_TASK DETAILS_
Reproduce all of the records below word for word, leaving out the pictures.

_EXTRACTED DATA_
——
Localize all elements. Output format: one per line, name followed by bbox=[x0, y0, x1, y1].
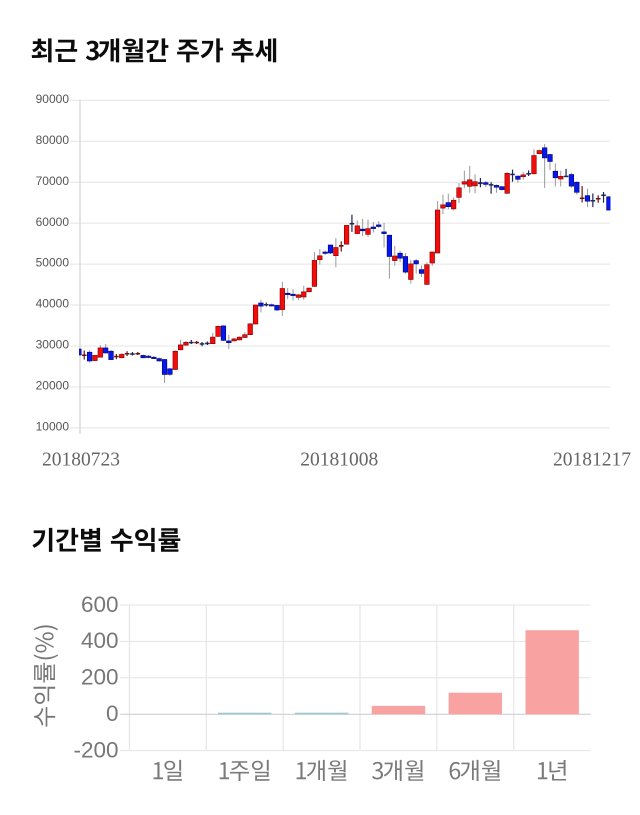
svg-text:20000: 20000 bbox=[36, 379, 70, 393]
svg-text:80000: 80000 bbox=[36, 133, 70, 147]
svg-text:400: 400 bbox=[81, 628, 119, 653]
svg-text:20181217: 20181217 bbox=[553, 450, 631, 471]
svg-text:-200: -200 bbox=[73, 737, 118, 762]
svg-text:90000: 90000 bbox=[36, 92, 70, 106]
svg-text:40000: 40000 bbox=[36, 297, 70, 311]
svg-text:20181008: 20181008 bbox=[300, 450, 378, 471]
svg-text:0: 0 bbox=[106, 701, 119, 726]
svg-text:30000: 30000 bbox=[36, 338, 70, 352]
svg-text:600: 600 bbox=[81, 592, 119, 617]
svg-text:20180723: 20180723 bbox=[42, 450, 120, 471]
svg-text:200: 200 bbox=[81, 665, 119, 690]
svg-text:70000: 70000 bbox=[36, 174, 70, 188]
svg-text:60000: 60000 bbox=[36, 215, 70, 229]
svg-text:10000: 10000 bbox=[36, 420, 70, 434]
svg-text:50000: 50000 bbox=[36, 256, 70, 270]
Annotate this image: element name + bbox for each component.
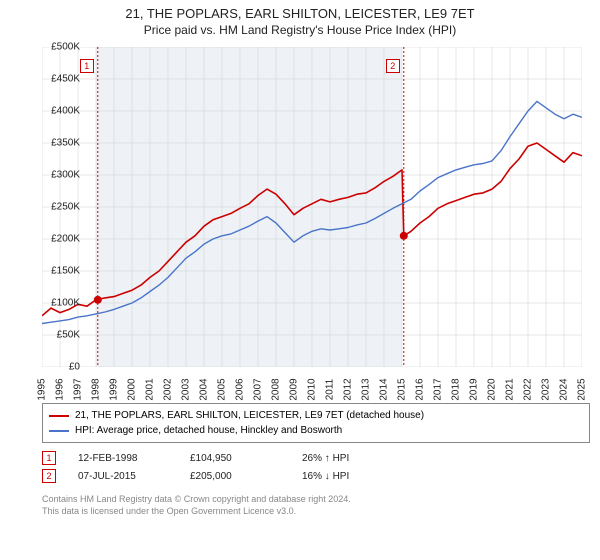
x-axis-label: 2008 [271, 378, 282, 400]
y-axis-label: £200K [42, 234, 80, 245]
y-axis-label: £150K [42, 266, 80, 277]
title-block: 21, THE POPLARS, EARL SHILTON, LEICESTER… [0, 0, 600, 39]
x-axis-label: 2016 [415, 378, 426, 400]
legend-label-property: 21, THE POPLARS, EARL SHILTON, LEICESTER… [75, 408, 424, 423]
x-axis-label: 2025 [577, 378, 588, 400]
x-axis-label: 2023 [541, 378, 552, 400]
marker-price-1: £104,950 [190, 453, 280, 464]
legend-swatch-property [49, 415, 69, 417]
x-axis-label: 2020 [487, 378, 498, 400]
legend: 21, THE POPLARS, EARL SHILTON, LEICESTER… [42, 403, 590, 443]
x-axis-label: 2022 [523, 378, 534, 400]
chart-area: £0£50K£100K£150K£200K£250K£300K£350K£400… [42, 47, 590, 367]
x-axis-label: 2007 [253, 378, 264, 400]
legend-label-hpi: HPI: Average price, detached house, Hinc… [75, 423, 342, 438]
x-axis-label: 2014 [379, 378, 390, 400]
x-axis-label: 1999 [109, 378, 120, 400]
x-axis-label: 2009 [289, 378, 300, 400]
y-axis-label: £0 [42, 362, 80, 373]
marker-badge-1: 1 [42, 451, 56, 465]
markers-table: 1 12-FEB-1998 £104,950 26% ↑ HPI 2 07-JU… [42, 449, 590, 485]
y-axis-label: £400K [42, 106, 80, 117]
marker-price-2: £205,000 [190, 471, 280, 482]
y-axis-label: £250K [42, 202, 80, 213]
y-axis-label: £350K [42, 138, 80, 149]
title-main: 21, THE POPLARS, EARL SHILTON, LEICESTER… [0, 6, 600, 21]
x-axis-label: 1995 [37, 378, 48, 400]
marker-delta-2: 16% ↓ HPI [302, 471, 392, 482]
x-axis-label: 2006 [235, 378, 246, 400]
marker-row-2: 2 07-JUL-2015 £205,000 16% ↓ HPI [42, 467, 590, 485]
x-axis-label: 2017 [433, 378, 444, 400]
x-axis-label: 2000 [127, 378, 138, 400]
x-axis-label: 1996 [55, 378, 66, 400]
line-chart [42, 47, 582, 367]
y-axis-label: £500K [42, 42, 80, 53]
legend-row-hpi: HPI: Average price, detached house, Hinc… [49, 423, 583, 438]
x-axis-label: 2003 [181, 378, 192, 400]
x-axis-label: 2018 [451, 378, 462, 400]
x-axis-label: 2011 [325, 379, 336, 401]
legend-swatch-hpi [49, 430, 69, 432]
footer-line-2: This data is licensed under the Open Gov… [42, 505, 590, 517]
marker-date-2: 07-JUL-2015 [78, 471, 168, 482]
marker-badge-2: 2 [42, 469, 56, 483]
x-axis-label: 2021 [505, 378, 516, 400]
x-axis-label: 2005 [217, 378, 228, 400]
chart-marker-badge: 1 [80, 59, 94, 73]
x-axis-label: 2013 [361, 378, 372, 400]
footer: Contains HM Land Registry data © Crown c… [42, 493, 590, 517]
title-sub: Price paid vs. HM Land Registry's House … [0, 23, 600, 37]
marker-date-1: 12-FEB-1998 [78, 453, 168, 464]
y-axis-label: £100K [42, 298, 80, 309]
x-axis-label: 2012 [343, 378, 354, 400]
x-axis-label: 1998 [91, 378, 102, 400]
x-axis-label: 2001 [145, 378, 156, 400]
footer-line-1: Contains HM Land Registry data © Crown c… [42, 493, 590, 505]
y-axis-label: £450K [42, 74, 80, 85]
x-axis-label: 1997 [73, 378, 84, 400]
x-axis-label: 2015 [397, 378, 408, 400]
legend-row-property: 21, THE POPLARS, EARL SHILTON, LEICESTER… [49, 408, 583, 423]
x-axis-label: 2010 [307, 378, 318, 400]
y-axis-label: £50K [42, 330, 80, 341]
chart-marker-badge: 2 [386, 59, 400, 73]
y-axis-label: £300K [42, 170, 80, 181]
x-axis-label: 2024 [559, 378, 570, 400]
marker-delta-1: 26% ↑ HPI [302, 453, 392, 464]
x-axis-label: 2004 [199, 378, 210, 400]
x-axis-label: 2002 [163, 378, 174, 400]
x-axis-label: 2019 [469, 378, 480, 400]
marker-row-1: 1 12-FEB-1998 £104,950 26% ↑ HPI [42, 449, 590, 467]
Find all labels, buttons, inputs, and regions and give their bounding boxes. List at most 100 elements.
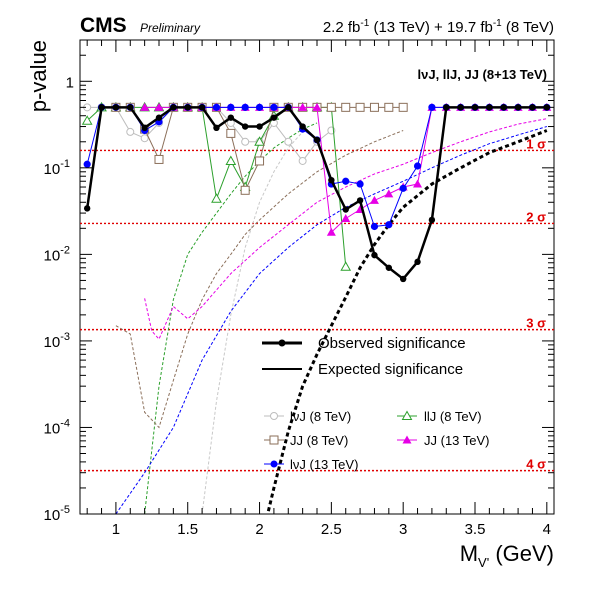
——
_EXERCISE RESPONSE_
Localize all elements. Output format: one per line, name followed by bbox=[x0, y0, x1, y1].
svg-text:20000: 20000 bbox=[36, 379, 70, 393]
svg-text:80000: 80000 bbox=[36, 133, 70, 147]
svg-text:400: 400 bbox=[81, 628, 119, 653]
svg-text:20181217: 20181217 bbox=[553, 450, 631, 471]
svg-text:-200: -200 bbox=[73, 737, 118, 762]
svg-text:90000: 90000 bbox=[36, 92, 70, 106]
svg-text:40000: 40000 bbox=[36, 297, 70, 311]
svg-text:20181008: 20181008 bbox=[300, 450, 378, 471]
svg-text:0: 0 bbox=[106, 701, 119, 726]
svg-text:30000: 30000 bbox=[36, 338, 70, 352]
svg-text:600: 600 bbox=[81, 592, 119, 617]
svg-text:20180723: 20180723 bbox=[42, 450, 120, 471]
svg-text:200: 200 bbox=[81, 665, 119, 690]
svg-text:70000: 70000 bbox=[36, 174, 70, 188]
svg-text:60000: 60000 bbox=[36, 215, 70, 229]
svg-text:10000: 10000 bbox=[36, 420, 70, 434]
svg-text:50000: 50000 bbox=[36, 256, 70, 270]
Annotate this image: element name + bbox for each component.
x-axis-label: 2008 [271, 378, 282, 400]
y-axis-label: £200K [42, 234, 80, 245]
y-axis-label: £150K [42, 266, 80, 277]
title-block: 21, THE POPLARS, EARL SHILTON, LEICESTER… [0, 0, 600, 39]
x-axis-label: 2016 [415, 378, 426, 400]
legend-label-property: 21, THE POPLARS, EARL SHILTON, LEICESTER… [75, 408, 424, 423]
x-axis-label: 2025 [577, 378, 588, 400]
x-axis-label: 2023 [541, 378, 552, 400]
marker-price-1: £104,950 [190, 453, 280, 464]
legend-swatch-property [49, 415, 69, 417]
x-axis-label: 2020 [487, 378, 498, 400]
legend: 21, THE POPLARS, EARL SHILTON, LEICESTER… [42, 403, 590, 443]
x-axis-label: 2022 [523, 378, 534, 400]
chart-area: £0£50K£100K£150K£200K£250K£300K£350K£400… [42, 47, 590, 367]
x-axis-label: 2007 [253, 378, 264, 400]
legend-label-hpi: HPI: Average price, detached house, Hinc… [75, 423, 342, 438]
x-axis-label: 2014 [379, 378, 390, 400]
x-axis-label: 1999 [109, 378, 120, 400]
x-axis-label: 2009 [289, 378, 300, 400]
y-axis-label: £0 [42, 362, 80, 373]
marker-badge-1: 1 [42, 451, 56, 465]
markers-table: 1 12-FEB-1998 £104,950 26% ↑ HPI 2 07-JU… [42, 449, 590, 485]
y-axis-label: £400K [42, 106, 80, 117]
marker-price-2: £205,000 [190, 471, 280, 482]
y-axis-label: £250K [42, 202, 80, 213]
y-axis-label: £350K [42, 138, 80, 149]
title-main: 21, THE POPLARS, EARL SHILTON, LEICESTER… [0, 6, 600, 21]
x-axis-label: 1995 [37, 378, 48, 400]
marker-delta-2: 16% ↓ HPI [302, 471, 392, 482]
x-axis-label: 2006 [235, 378, 246, 400]
marker-row-2: 2 07-JUL-2015 £205,000 16% ↓ HPI [42, 467, 590, 485]
x-axis-label: 2017 [433, 378, 444, 400]
x-axis-label: 2000 [127, 378, 138, 400]
x-axis-label: 1996 [55, 378, 66, 400]
line-chart [42, 47, 582, 367]
y-axis-label: £500K [42, 42, 80, 53]
legend-row-hpi: HPI: Average price, detached house, Hinc… [49, 423, 583, 438]
x-axis-label: 2003 [181, 378, 192, 400]
x-axis-label: 2018 [451, 378, 462, 400]
x-axis-label: 2011 [325, 379, 336, 401]
legend-swatch-hpi [49, 430, 69, 432]
footer-line-2: This data is licensed under the Open Gov… [42, 505, 590, 517]
marker-date-2: 07-JUL-2015 [78, 471, 168, 482]
marker-badge-2: 2 [42, 469, 56, 483]
x-axis-label: 2021 [505, 378, 516, 400]
x-axis-label: 2005 [217, 378, 228, 400]
chart-marker-badge: 1 [80, 59, 94, 73]
x-axis-label: 2013 [361, 378, 372, 400]
footer: Contains HM Land Registry data © Crown c… [42, 493, 590, 517]
title-sub: Price paid vs. HM Land Registry's House … [0, 23, 600, 37]
marker-date-1: 12-FEB-1998 [78, 453, 168, 464]
y-axis-label: £100K [42, 298, 80, 309]
x-axis-label: 2012 [343, 378, 354, 400]
x-axis-label: 1998 [91, 378, 102, 400]
x-axis-label: 2001 [145, 378, 156, 400]
footer-line-1: Contains HM Land Registry data © Crown c… [42, 493, 590, 505]
y-axis-label: £450K [42, 74, 80, 85]
x-axis-label: 1997 [73, 378, 84, 400]
x-axis-label: 2015 [397, 378, 408, 400]
legend-row-property: 21, THE POPLARS, EARL SHILTON, LEICESTER… [49, 408, 583, 423]
x-axis-label: 2010 [307, 378, 318, 400]
y-axis-label: £50K [42, 330, 80, 341]
chart-marker-badge: 2 [386, 59, 400, 73]
y-axis-label: £300K [42, 170, 80, 181]
x-axis-label: 2024 [559, 378, 570, 400]
marker-delta-1: 26% ↑ HPI [302, 453, 392, 464]
x-axis-label: 2004 [199, 378, 210, 400]
x-axis-label: 2002 [163, 378, 174, 400]
x-axis-label: 2019 [469, 378, 480, 400]
marker-row-1: 1 12-FEB-1998 £104,950 26% ↑ HPI [42, 449, 590, 467]
Find all labels, buttons, inputs, and regions and give their bounding boxes. List at most 100 elements.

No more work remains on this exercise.